| Instructions for the task |
Make an exact copy of each entry, leaving out every picture.

| Provided data |
· · · · ·
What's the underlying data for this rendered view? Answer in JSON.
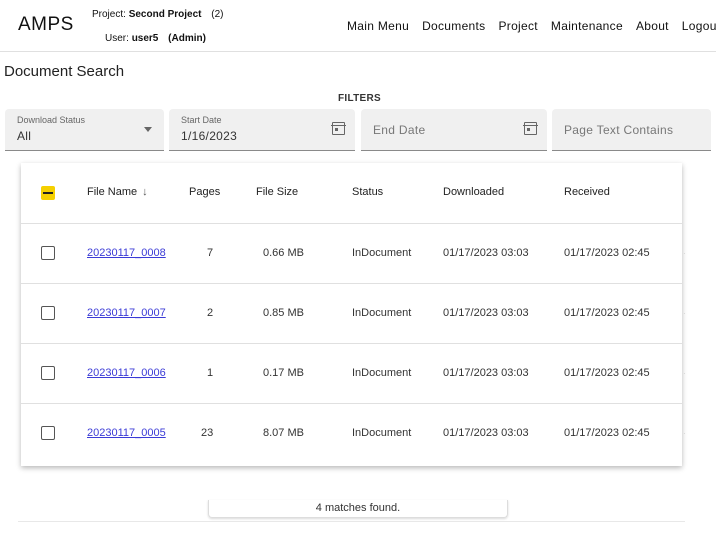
{
  "app": {
    "logo": "AMPS",
    "project_label": "Project:",
    "project_name": "Second Project",
    "project_count": "(2)",
    "user_label": "User:",
    "user_name": "user5",
    "user_role": "(Admin)"
  },
  "nav": [
    "Main Menu",
    "Documents",
    "Project",
    "Maintenance",
    "About",
    "Logout"
  ],
  "page": {
    "title": "Document Search",
    "filters_label": "FILTERS"
  },
  "filters": {
    "download_status": {
      "label": "Download Status",
      "value": "All"
    },
    "start_date": {
      "label": "Start Date",
      "value": "1/16/2023"
    },
    "end_date": {
      "placeholder": "End Date"
    },
    "page_text": {
      "placeholder": "Page Text Contains"
    }
  },
  "table": {
    "headers": [
      "File Name",
      "Pages",
      "File Size",
      "Status",
      "Downloaded",
      "Received"
    ],
    "sort_icon": "arrow-down-icon",
    "rows": [
      {
        "file": "20230117_0008",
        "pages": "7",
        "size": "0.66 MB",
        "status": "InDocument",
        "downloaded": "01/17/2023 03:03",
        "received": "01/17/2023 02:45"
      },
      {
        "file": "20230117_0007",
        "pages": "2",
        "size": "0.85 MB",
        "status": "InDocument",
        "downloaded": "01/17/2023 03:03",
        "received": "01/17/2023 02:45"
      },
      {
        "file": "20230117_0006",
        "pages": "1",
        "size": "0.17 MB",
        "status": "InDocument",
        "downloaded": "01/17/2023 03:03",
        "received": "01/17/2023 02:45"
      },
      {
        "file": "20230117_0005",
        "pages": "23",
        "size": "8.07 MB",
        "status": "InDocument",
        "downloaded": "01/17/2023 03:03",
        "received": "01/17/2023 02:45"
      }
    ]
  },
  "footer": {
    "matches": "4 matches found."
  },
  "colors": {
    "accent": "#f5d000",
    "link": "#3b3bd6"
  }
}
· · · · ·
| Response |
What's the underlying data for this rendered view? Answer in JSON.
{
  "app": {
    "logo": "AMPS",
    "project_label": "Project:",
    "project_name": "Second Project",
    "project_count": "(2)",
    "user_label": "User:",
    "user_name": "user5",
    "user_role": "(Admin)"
  },
  "nav": [
    "Main Menu",
    "Documents",
    "Project",
    "Maintenance",
    "About",
    "Logout"
  ],
  "page": {
    "title": "Document Search",
    "filters_label": "FILTERS"
  },
  "filters": {
    "download_status": {
      "label": "Download Status",
      "value": "All"
    },
    "start_date": {
      "label": "Start Date",
      "value": "1/16/2023"
    },
    "end_date": {
      "placeholder": "End Date"
    },
    "page_text": {
      "placeholder": "Page Text Contains"
    }
  },
  "table": {
    "headers": [
      "File Name",
      "Pages",
      "File Size",
      "Status",
      "Downloaded",
      "Received"
    ],
    "sort_icon": "arrow-down-icon",
    "rows": [
      {
        "file": "20230117_0008",
        "pages": "7",
        "size": "0.66 MB",
        "status": "InDocument",
        "downloaded": "01/17/2023 03:03",
        "received": "01/17/2023 02:45"
      },
      {
        "file": "20230117_0007",
        "pages": "2",
        "size": "0.85 MB",
        "status": "InDocument",
        "downloaded": "01/17/2023 03:03",
        "received": "01/17/2023 02:45"
      },
      {
        "file": "20230117_0006",
        "pages": "1",
        "size": "0.17 MB",
        "status": "InDocument",
        "downloaded": "01/17/2023 03:03",
        "received": "01/17/2023 02:45"
      },
      {
        "file": "20230117_0005",
        "pages": "23",
        "size": "8.07 MB",
        "status": "InDocument",
        "downloaded": "01/17/2023 03:03",
        "received": "01/17/2023 02:45"
      }
    ]
  },
  "footer": {
    "matches": "4 matches found."
  },
  "colors": {
    "accent": "#f5d000",
    "link": "#3b3bd6"
  }
}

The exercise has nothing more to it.